In the mailing-list post below about removing preservesCFG from InstCombine, list every email address that appears.

>> START PAGE EXCERPT

[PATCH][instcombine] Remove preservesCFG from instcombine

Mark Heffernan meheff at google.com
Mon Nov 3 16:24:21 PST 2014


On Mon, Nov 3, 2014 at 3:44 PM, Andrew Trick <atrick at apple.com> wrote:

>
> > On Nov 3, 2014, at 2:49 PM, Hal Finkel <hfinkel at anl.gov> wrote:
> >
> > Can we still have InstCombine preserve the DomTree?
>
> InstCombine *really* should preserve DomTree and LoopInfo. But one of
> those may be causing the missed optimization. Maybe
> DominatorTree::isReachableFromEntry needs to be updated? That could in turn
> affect LoopInfo or LCSSA.
>

I think DomTree is preserved.  In fact, there is a test which fails if I
*don't* preserve DomTree:
test/Transforms/InstCombine/assume-loop-align.ll.  Hal, you added this test
recently.  This test breaking seems like a bug somewhere.  Any idea why
this test would break like this?

The missed optimization I was seeing (dead loop not deleted) was due to
loop simplify not running.  After my patch here's the chain of events
resulting in the loop being deleted:
1) InstCombine runs replacing latch branch predicate with undef ("bra
undef")
2) Loop simplify turns this into always exit at the latch: either "bra
true" or "bra false".  Without my patch loop simplify never runs.
3) SCEV can now reason about the loop and determine a trip count which is
trivially one.
4) loop deletion deletes loop.  (loop-deletion requires a trip count to
avoid removing infinite loops)

It looks like the only thing not being preserved here is LoopSimplify.  So
I'll add domtree and loopinfo preserved to the patch.

>> END PAGE EXCERPT
>> START STORED ROWS

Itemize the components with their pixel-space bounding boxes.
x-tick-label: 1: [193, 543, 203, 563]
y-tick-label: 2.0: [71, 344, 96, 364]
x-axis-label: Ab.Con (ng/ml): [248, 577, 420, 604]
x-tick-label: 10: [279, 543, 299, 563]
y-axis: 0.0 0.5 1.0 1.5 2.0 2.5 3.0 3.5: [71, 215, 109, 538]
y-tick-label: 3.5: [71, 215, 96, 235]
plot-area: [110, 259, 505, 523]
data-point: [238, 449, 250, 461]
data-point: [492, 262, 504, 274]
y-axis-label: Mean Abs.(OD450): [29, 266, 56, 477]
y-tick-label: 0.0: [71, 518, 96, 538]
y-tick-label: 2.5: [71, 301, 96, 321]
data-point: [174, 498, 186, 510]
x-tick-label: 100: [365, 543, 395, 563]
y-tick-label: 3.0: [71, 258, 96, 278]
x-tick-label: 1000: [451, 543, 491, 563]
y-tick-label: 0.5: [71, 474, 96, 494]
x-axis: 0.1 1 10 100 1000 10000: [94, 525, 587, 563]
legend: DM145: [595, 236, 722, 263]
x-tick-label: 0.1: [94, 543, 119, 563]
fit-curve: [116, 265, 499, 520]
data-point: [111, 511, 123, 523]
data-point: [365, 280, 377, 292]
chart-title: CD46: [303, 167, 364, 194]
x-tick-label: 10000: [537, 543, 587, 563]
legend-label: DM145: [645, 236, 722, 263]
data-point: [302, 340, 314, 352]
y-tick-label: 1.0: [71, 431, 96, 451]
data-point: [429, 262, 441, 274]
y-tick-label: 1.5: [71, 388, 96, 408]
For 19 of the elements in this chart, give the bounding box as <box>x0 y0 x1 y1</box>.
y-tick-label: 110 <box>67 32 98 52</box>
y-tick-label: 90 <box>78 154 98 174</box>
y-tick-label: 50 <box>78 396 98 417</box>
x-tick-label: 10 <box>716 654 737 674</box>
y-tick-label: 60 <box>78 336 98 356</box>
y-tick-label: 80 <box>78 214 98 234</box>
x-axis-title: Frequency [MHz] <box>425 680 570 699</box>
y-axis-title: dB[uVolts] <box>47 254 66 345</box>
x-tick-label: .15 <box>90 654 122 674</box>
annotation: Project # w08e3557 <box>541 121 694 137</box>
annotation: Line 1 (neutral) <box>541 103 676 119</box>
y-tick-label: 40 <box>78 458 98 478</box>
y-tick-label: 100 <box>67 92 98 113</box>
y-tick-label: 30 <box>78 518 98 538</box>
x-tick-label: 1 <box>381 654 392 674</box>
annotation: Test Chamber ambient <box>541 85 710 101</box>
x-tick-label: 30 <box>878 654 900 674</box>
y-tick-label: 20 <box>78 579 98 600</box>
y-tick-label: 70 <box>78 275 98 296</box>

>> END STORED ROWS

**THE ANSWER:**
meheff at google.com
atrick at apple.com
hfinkel at anl.gov